→ Task
Exactly repeat the material, dropping only the pictures.

→ Records to use
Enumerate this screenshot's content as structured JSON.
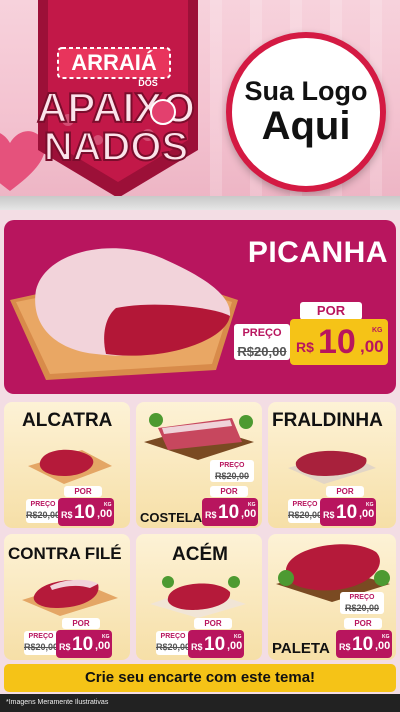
{
  "header": {
    "banner_line1": "ARRAIÁ",
    "banner_line2": "DOS",
    "banner_line3": "APAIXO",
    "banner_line4": "NADOS",
    "logo_line1": "Sua Logo",
    "logo_line2": "Aqui"
  },
  "featured": {
    "name": "PICANHA",
    "por": "POR",
    "preco_label": "PREÇO",
    "old_price": "R$20,00",
    "currency": "R$",
    "price_int": "10",
    "price_dec": ",00",
    "unit": "KG"
  },
  "products": [
    {
      "name": "ALCATRA",
      "por": "POR",
      "preco_label": "PREÇO",
      "old_price": "R$20,00",
      "currency": "R$",
      "price_int": "10",
      "price_dec": ",00",
      "unit": "KG"
    },
    {
      "name": "COSTELA",
      "por": "POR",
      "preco_label": "PREÇO",
      "old_price": "R$20,00",
      "currency": "R$",
      "price_int": "10",
      "price_dec": ",00",
      "unit": "KG"
    },
    {
      "name": "FRALDINHA",
      "por": "POR",
      "preco_label": "PREÇO",
      "old_price": "R$20,00",
      "currency": "R$",
      "price_int": "10",
      "price_dec": ",00",
      "unit": "KG"
    },
    {
      "name": "CONTRA FILÉ",
      "por": "POR",
      "preco_label": "PREÇO",
      "old_price": "R$20,00",
      "currency": "R$",
      "price_int": "10",
      "price_dec": ",00",
      "unit": "KG"
    },
    {
      "name": "ACÉM",
      "por": "POR",
      "preco_label": "PREÇO",
      "old_price": "R$20,00",
      "currency": "R$",
      "price_int": "10",
      "price_dec": ",00",
      "unit": "KG"
    },
    {
      "name": "PALETA",
      "por": "POR",
      "preco_label": "PREÇO",
      "old_price": "R$20,00",
      "currency": "R$",
      "price_int": "10",
      "price_dec": ",00",
      "unit": "KG"
    }
  ],
  "cta": "Crie seu encarte com este tema!",
  "disclaimer": "*Imagens Meramente Ilustrativas",
  "colors": {
    "brand": "#b8155e",
    "accent": "#f5c317",
    "card": "#fdf2d6"
  }
}
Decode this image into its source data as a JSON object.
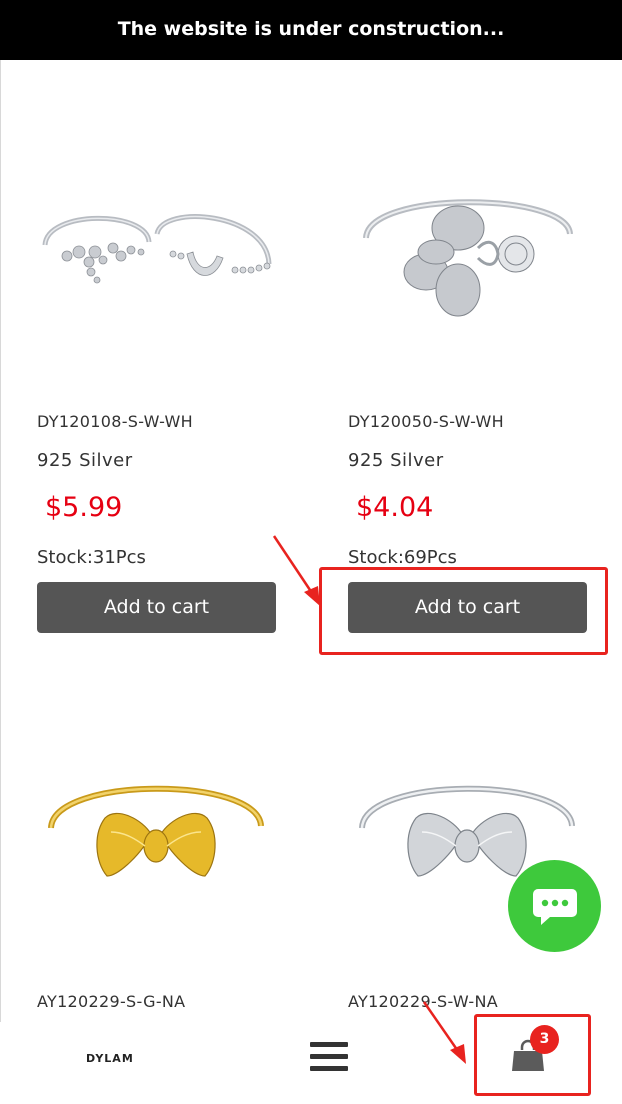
{
  "banner": {
    "text": "The website is under construction..."
  },
  "products": [
    {
      "sku": "DY120108-S-W-WH",
      "material": "925 Silver",
      "price": "$5.99",
      "stock": "Stock:31Pcs",
      "button": "Add to cart",
      "image": "silver-twin-ring-set-image"
    },
    {
      "sku": "DY120050-S-W-WH",
      "material": "925 Silver",
      "price": "$4.04",
      "stock": "Stock:69Pcs",
      "button": "Add to cart",
      "image": "silver-bee-ring-image"
    },
    {
      "sku": "AY120229-S-G-NA",
      "image": "gold-bow-ring-image"
    },
    {
      "sku": "AY120229-S-W-NA",
      "image": "silver-bow-ring-image"
    }
  ],
  "bottom_nav": {
    "logo": "DYLAM",
    "menu_icon": "hamburger-menu-icon",
    "cart_icon": "shopping-bag-icon",
    "cart_count": "3"
  },
  "chat": {
    "icon": "chat-bubble-icon"
  },
  "colors": {
    "price": "#e60012",
    "button": "#555555",
    "chat": "#3ec93c",
    "annotation": "#e8231f"
  }
}
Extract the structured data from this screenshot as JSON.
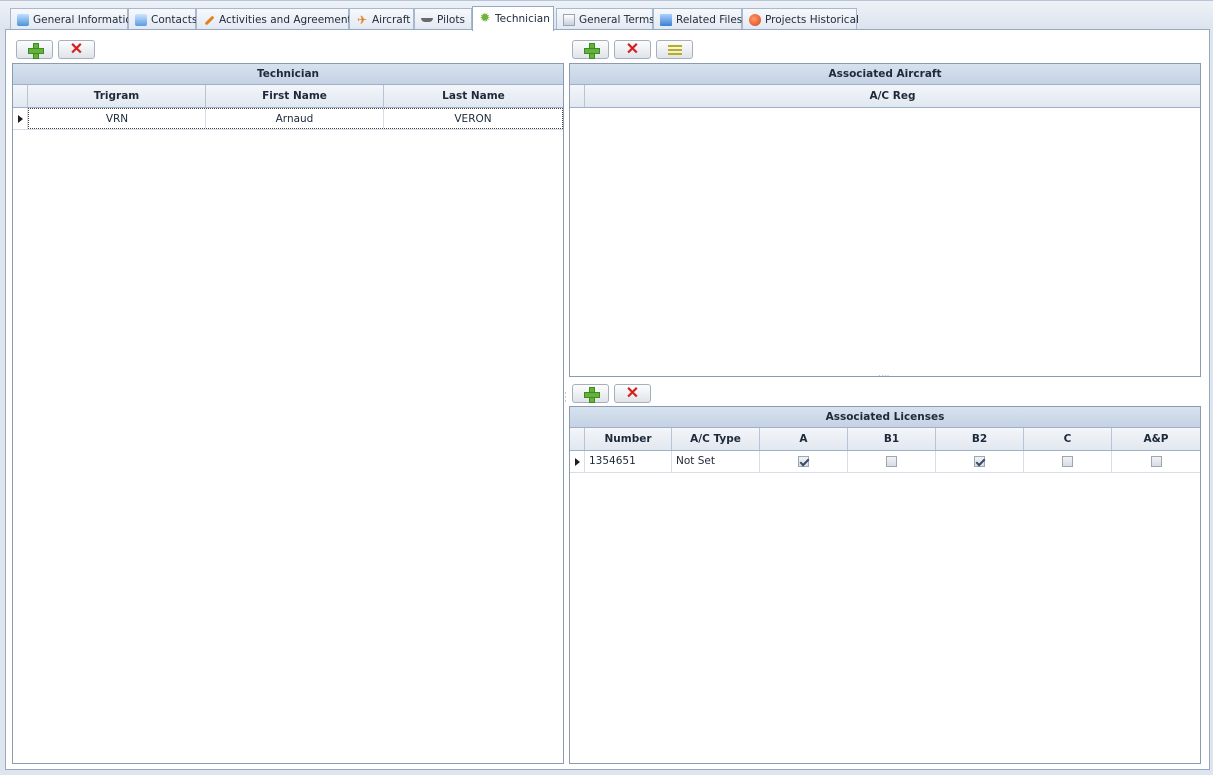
{
  "tabs": [
    {
      "label": "General Information",
      "icon": "info-icon",
      "active": false
    },
    {
      "label": "Contacts",
      "icon": "contacts-icon",
      "active": false
    },
    {
      "label": "Activities and Agreements",
      "icon": "wrench-icon",
      "active": false
    },
    {
      "label": "Aircraft",
      "icon": "aircraft-icon",
      "active": false
    },
    {
      "label": "Pilots",
      "icon": "pilot-wings-icon",
      "active": false
    },
    {
      "label": "Technician",
      "icon": "gear-icon",
      "active": true
    },
    {
      "label": "General Terms",
      "icon": "document-icon",
      "active": false
    },
    {
      "label": "Related Files",
      "icon": "files-icon",
      "active": false
    },
    {
      "label": "Projects Historical",
      "icon": "history-icon",
      "active": false
    }
  ],
  "technician_grid": {
    "caption": "Technician",
    "columns": [
      "Trigram",
      "First Name",
      "Last Name"
    ],
    "rows": [
      {
        "trigram": "VRN",
        "first_name": "Arnaud",
        "last_name": "VERON"
      }
    ]
  },
  "aircraft_grid": {
    "caption": "Associated Aircraft",
    "columns": [
      "A/C Reg"
    ],
    "rows": []
  },
  "licenses_grid": {
    "caption": "Associated Licenses",
    "columns": [
      "Number",
      "A/C Type",
      "A",
      "B1",
      "B2",
      "C",
      "A&P"
    ],
    "rows": [
      {
        "number": "1354651",
        "ac_type": "Not Set",
        "A": true,
        "B1": false,
        "B2": true,
        "C": false,
        "AP": false
      }
    ]
  },
  "colors": {
    "grid_caption": "#c4d2e4",
    "add_green": "#63b33a",
    "delete_red": "#d32020"
  }
}
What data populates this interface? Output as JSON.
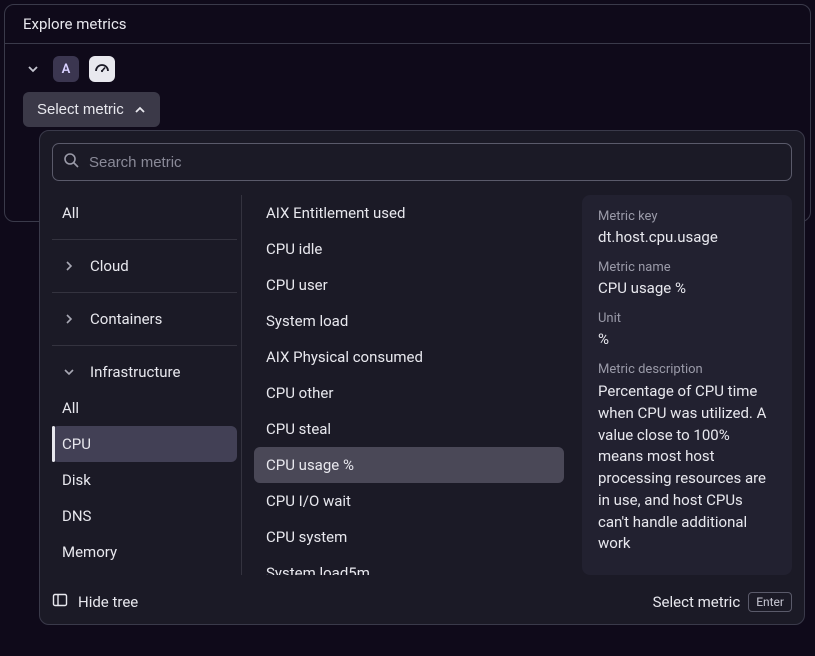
{
  "panel": {
    "title": "Explore metrics"
  },
  "query": {
    "badge": "A"
  },
  "selectButton": {
    "label": "Select metric"
  },
  "search": {
    "placeholder": "Search metric",
    "value": ""
  },
  "tree": {
    "topAll": "All",
    "groups": [
      {
        "label": "Cloud",
        "expanded": false
      },
      {
        "label": "Containers",
        "expanded": false
      },
      {
        "label": "Infrastructure",
        "expanded": true,
        "children": [
          {
            "label": "All",
            "active": false
          },
          {
            "label": "CPU",
            "active": true
          },
          {
            "label": "Disk",
            "active": false
          },
          {
            "label": "DNS",
            "active": false
          },
          {
            "label": "Memory",
            "active": false
          }
        ]
      }
    ]
  },
  "metrics": [
    "AIX Entitlement used",
    "CPU idle",
    "CPU user",
    "System load",
    "AIX Physical consumed",
    "CPU other",
    "CPU steal",
    "CPU usage %",
    "CPU I/O wait",
    "CPU system",
    "System load5m"
  ],
  "metricsActiveIndex": 7,
  "detail": {
    "keyLabel": "Metric key",
    "keyValue": "dt.host.cpu.usage",
    "nameLabel": "Metric name",
    "nameValue": "CPU usage %",
    "unitLabel": "Unit",
    "unitValue": "%",
    "descLabel": "Metric description",
    "descValue": "Percentage of CPU time when CPU was utilized. A value close to 100% means most host processing resources are in use, and host CPUs can't handle additional work"
  },
  "footer": {
    "hideTree": "Hide tree",
    "selectMetric": "Select metric",
    "enterKey": "Enter"
  }
}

→ Complete response
Enumerate this screenshot's content as structured JSON.
{
  "header": {
    "banner_line1": "ARRAIÁ",
    "banner_line2": "DOS",
    "banner_line3": "APAIXO",
    "banner_line4": "NADOS",
    "logo_line1": "Sua Logo",
    "logo_line2": "Aqui"
  },
  "featured": {
    "name": "PICANHA",
    "por": "POR",
    "preco_label": "PREÇO",
    "old_price": "R$20,00",
    "currency": "R$",
    "price_int": "10",
    "price_dec": ",00",
    "unit": "KG"
  },
  "products": [
    {
      "name": "ALCATRA",
      "por": "POR",
      "preco_label": "PREÇO",
      "old_price": "R$20,00",
      "currency": "R$",
      "price_int": "10",
      "price_dec": ",00",
      "unit": "KG"
    },
    {
      "name": "COSTELA",
      "por": "POR",
      "preco_label": "PREÇO",
      "old_price": "R$20,00",
      "currency": "R$",
      "price_int": "10",
      "price_dec": ",00",
      "unit": "KG"
    },
    {
      "name": "FRALDINHA",
      "por": "POR",
      "preco_label": "PREÇO",
      "old_price": "R$20,00",
      "currency": "R$",
      "price_int": "10",
      "price_dec": ",00",
      "unit": "KG"
    },
    {
      "name": "CONTRA FILÉ",
      "por": "POR",
      "preco_label": "PREÇO",
      "old_price": "R$20,00",
      "currency": "R$",
      "price_int": "10",
      "price_dec": ",00",
      "unit": "KG"
    },
    {
      "name": "ACÉM",
      "por": "POR",
      "preco_label": "PREÇO",
      "old_price": "R$20,00",
      "currency": "R$",
      "price_int": "10",
      "price_dec": ",00",
      "unit": "KG"
    },
    {
      "name": "PALETA",
      "por": "POR",
      "preco_label": "PREÇO",
      "old_price": "R$20,00",
      "currency": "R$",
      "price_int": "10",
      "price_dec": ",00",
      "unit": "KG"
    }
  ],
  "cta": "Crie seu encarte com este tema!",
  "disclaimer": "*Imagens Meramente Ilustrativas",
  "colors": {
    "brand": "#b8155e",
    "accent": "#f5c317",
    "card": "#fdf2d6"
  }
}
Decode this image into its source data as a JSON object.
{
  "banner": {
    "text": "The website is under construction..."
  },
  "products": [
    {
      "sku": "DY120108-S-W-WH",
      "material": "925 Silver",
      "price": "$5.99",
      "stock": "Stock:31Pcs",
      "button": "Add to cart",
      "image": "silver-twin-ring-set-image"
    },
    {
      "sku": "DY120050-S-W-WH",
      "material": "925 Silver",
      "price": "$4.04",
      "stock": "Stock:69Pcs",
      "button": "Add to cart",
      "image": "silver-bee-ring-image"
    },
    {
      "sku": "AY120229-S-G-NA",
      "image": "gold-bow-ring-image"
    },
    {
      "sku": "AY120229-S-W-NA",
      "image": "silver-bow-ring-image"
    }
  ],
  "bottom_nav": {
    "logo": "DYLAM",
    "menu_icon": "hamburger-menu-icon",
    "cart_icon": "shopping-bag-icon",
    "cart_count": "3"
  },
  "chat": {
    "icon": "chat-bubble-icon"
  },
  "colors": {
    "price": "#e60012",
    "button": "#555555",
    "chat": "#3ec93c",
    "annotation": "#e8231f"
  }
}
Extract the structured data from this screenshot as JSON.
{
  "tabs": [
    {
      "label": "General Information",
      "icon": "info-icon",
      "active": false
    },
    {
      "label": "Contacts",
      "icon": "contacts-icon",
      "active": false
    },
    {
      "label": "Activities and Agreements",
      "icon": "wrench-icon",
      "active": false
    },
    {
      "label": "Aircraft",
      "icon": "aircraft-icon",
      "active": false
    },
    {
      "label": "Pilots",
      "icon": "pilot-wings-icon",
      "active": false
    },
    {
      "label": "Technician",
      "icon": "gear-icon",
      "active": true
    },
    {
      "label": "General Terms",
      "icon": "document-icon",
      "active": false
    },
    {
      "label": "Related Files",
      "icon": "files-icon",
      "active": false
    },
    {
      "label": "Projects Historical",
      "icon": "history-icon",
      "active": false
    }
  ],
  "technician_grid": {
    "caption": "Technician",
    "columns": [
      "Trigram",
      "First Name",
      "Last Name"
    ],
    "rows": [
      {
        "trigram": "VRN",
        "first_name": "Arnaud",
        "last_name": "VERON"
      }
    ]
  },
  "aircraft_grid": {
    "caption": "Associated Aircraft",
    "columns": [
      "A/C Reg"
    ],
    "rows": []
  },
  "licenses_grid": {
    "caption": "Associated Licenses",
    "columns": [
      "Number",
      "A/C Type",
      "A",
      "B1",
      "B2",
      "C",
      "A&P"
    ],
    "rows": [
      {
        "number": "1354651",
        "ac_type": "Not Set",
        "A": true,
        "B1": false,
        "B2": true,
        "C": false,
        "AP": false
      }
    ]
  },
  "colors": {
    "grid_caption": "#c4d2e4",
    "add_green": "#63b33a",
    "delete_red": "#d32020"
  }
}
What data populates this interface? Output as JSON.
{
  "panel": {
    "title": "Explore metrics"
  },
  "query": {
    "badge": "A"
  },
  "selectButton": {
    "label": "Select metric"
  },
  "search": {
    "placeholder": "Search metric",
    "value": ""
  },
  "tree": {
    "topAll": "All",
    "groups": [
      {
        "label": "Cloud",
        "expanded": false
      },
      {
        "label": "Containers",
        "expanded": false
      },
      {
        "label": "Infrastructure",
        "expanded": true,
        "children": [
          {
            "label": "All",
            "active": false
          },
          {
            "label": "CPU",
            "active": true
          },
          {
            "label": "Disk",
            "active": false
          },
          {
            "label": "DNS",
            "active": false
          },
          {
            "label": "Memory",
            "active": false
          }
        ]
      }
    ]
  },
  "metrics": [
    "AIX Entitlement used",
    "CPU idle",
    "CPU user",
    "System load",
    "AIX Physical consumed",
    "CPU other",
    "CPU steal",
    "CPU usage %",
    "CPU I/O wait",
    "CPU system",
    "System load5m"
  ],
  "metricsActiveIndex": 7,
  "detail": {
    "keyLabel": "Metric key",
    "keyValue": "dt.host.cpu.usage",
    "nameLabel": "Metric name",
    "nameValue": "CPU usage %",
    "unitLabel": "Unit",
    "unitValue": "%",
    "descLabel": "Metric description",
    "descValue": "Percentage of CPU time when CPU was utilized. A value close to 100% means most host processing resources are in use, and host CPUs can't handle additional work"
  },
  "footer": {
    "hideTree": "Hide tree",
    "selectMetric": "Select metric",
    "enterKey": "Enter"
  }
}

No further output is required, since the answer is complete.